=== Aim ===
Copy each line of the entries that contains the word "除了在图中特别注明外".

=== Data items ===
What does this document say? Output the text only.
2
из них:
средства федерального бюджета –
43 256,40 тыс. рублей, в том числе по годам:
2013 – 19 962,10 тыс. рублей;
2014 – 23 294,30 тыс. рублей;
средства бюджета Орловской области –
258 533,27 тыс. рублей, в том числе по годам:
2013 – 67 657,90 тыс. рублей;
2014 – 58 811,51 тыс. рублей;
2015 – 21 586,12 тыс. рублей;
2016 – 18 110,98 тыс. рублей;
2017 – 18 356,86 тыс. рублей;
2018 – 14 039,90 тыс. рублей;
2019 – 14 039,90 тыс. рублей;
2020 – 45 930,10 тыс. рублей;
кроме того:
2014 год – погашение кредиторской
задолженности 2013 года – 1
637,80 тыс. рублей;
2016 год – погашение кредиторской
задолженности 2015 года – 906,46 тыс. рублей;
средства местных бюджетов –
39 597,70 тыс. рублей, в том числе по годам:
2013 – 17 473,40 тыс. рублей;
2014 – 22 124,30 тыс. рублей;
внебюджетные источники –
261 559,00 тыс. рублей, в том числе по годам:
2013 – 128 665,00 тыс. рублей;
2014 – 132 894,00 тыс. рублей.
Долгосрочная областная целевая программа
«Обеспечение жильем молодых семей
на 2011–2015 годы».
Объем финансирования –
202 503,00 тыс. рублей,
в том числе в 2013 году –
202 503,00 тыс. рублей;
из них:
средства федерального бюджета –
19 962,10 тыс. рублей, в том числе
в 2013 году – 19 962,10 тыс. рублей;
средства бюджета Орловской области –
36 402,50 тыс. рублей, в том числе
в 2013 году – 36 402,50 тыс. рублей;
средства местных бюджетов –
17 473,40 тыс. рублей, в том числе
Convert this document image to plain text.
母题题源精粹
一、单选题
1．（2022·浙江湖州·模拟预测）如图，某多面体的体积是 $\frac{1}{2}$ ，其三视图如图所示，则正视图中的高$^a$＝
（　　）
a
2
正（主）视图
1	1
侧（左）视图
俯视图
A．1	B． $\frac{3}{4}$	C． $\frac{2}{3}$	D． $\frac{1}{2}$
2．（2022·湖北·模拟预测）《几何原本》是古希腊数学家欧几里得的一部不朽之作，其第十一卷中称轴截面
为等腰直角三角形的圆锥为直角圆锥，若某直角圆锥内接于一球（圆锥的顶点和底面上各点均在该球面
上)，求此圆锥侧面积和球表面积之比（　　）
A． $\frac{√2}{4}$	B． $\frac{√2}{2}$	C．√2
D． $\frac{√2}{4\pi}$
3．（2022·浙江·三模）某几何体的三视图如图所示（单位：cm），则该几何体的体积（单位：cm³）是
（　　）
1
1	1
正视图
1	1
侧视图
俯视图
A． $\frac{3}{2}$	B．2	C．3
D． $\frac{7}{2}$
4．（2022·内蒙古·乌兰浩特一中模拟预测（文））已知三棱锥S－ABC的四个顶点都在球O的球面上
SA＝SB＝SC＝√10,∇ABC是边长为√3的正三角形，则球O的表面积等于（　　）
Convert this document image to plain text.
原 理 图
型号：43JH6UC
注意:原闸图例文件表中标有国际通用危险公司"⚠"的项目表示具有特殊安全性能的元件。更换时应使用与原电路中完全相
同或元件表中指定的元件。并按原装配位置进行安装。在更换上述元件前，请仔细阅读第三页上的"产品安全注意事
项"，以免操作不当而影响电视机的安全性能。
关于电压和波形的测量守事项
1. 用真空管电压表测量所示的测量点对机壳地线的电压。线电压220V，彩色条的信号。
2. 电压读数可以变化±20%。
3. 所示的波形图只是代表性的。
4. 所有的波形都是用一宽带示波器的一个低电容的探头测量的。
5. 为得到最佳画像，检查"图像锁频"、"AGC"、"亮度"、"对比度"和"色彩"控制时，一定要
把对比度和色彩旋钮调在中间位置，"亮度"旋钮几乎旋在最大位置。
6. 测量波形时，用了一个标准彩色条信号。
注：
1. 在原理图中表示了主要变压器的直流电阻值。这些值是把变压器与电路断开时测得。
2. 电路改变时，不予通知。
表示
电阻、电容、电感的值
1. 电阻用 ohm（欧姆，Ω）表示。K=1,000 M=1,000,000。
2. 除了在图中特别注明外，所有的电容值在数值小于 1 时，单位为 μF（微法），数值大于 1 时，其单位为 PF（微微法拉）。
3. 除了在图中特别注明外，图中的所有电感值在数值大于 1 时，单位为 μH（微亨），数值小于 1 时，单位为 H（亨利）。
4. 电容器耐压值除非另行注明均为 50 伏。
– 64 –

=== Exercise answer ===
2. 除了在图中特别注明外，所有的电容值在数值小于 1 时，单位为 μF（微法），数值大于 1 时，其单位为 PF（微微法拉）。
3. 除了在图中特别注明外，图中的所有电感值在数值大于 1 时，单位为 μH（微亨），数值小于 1 时，单位为 H（亨利）。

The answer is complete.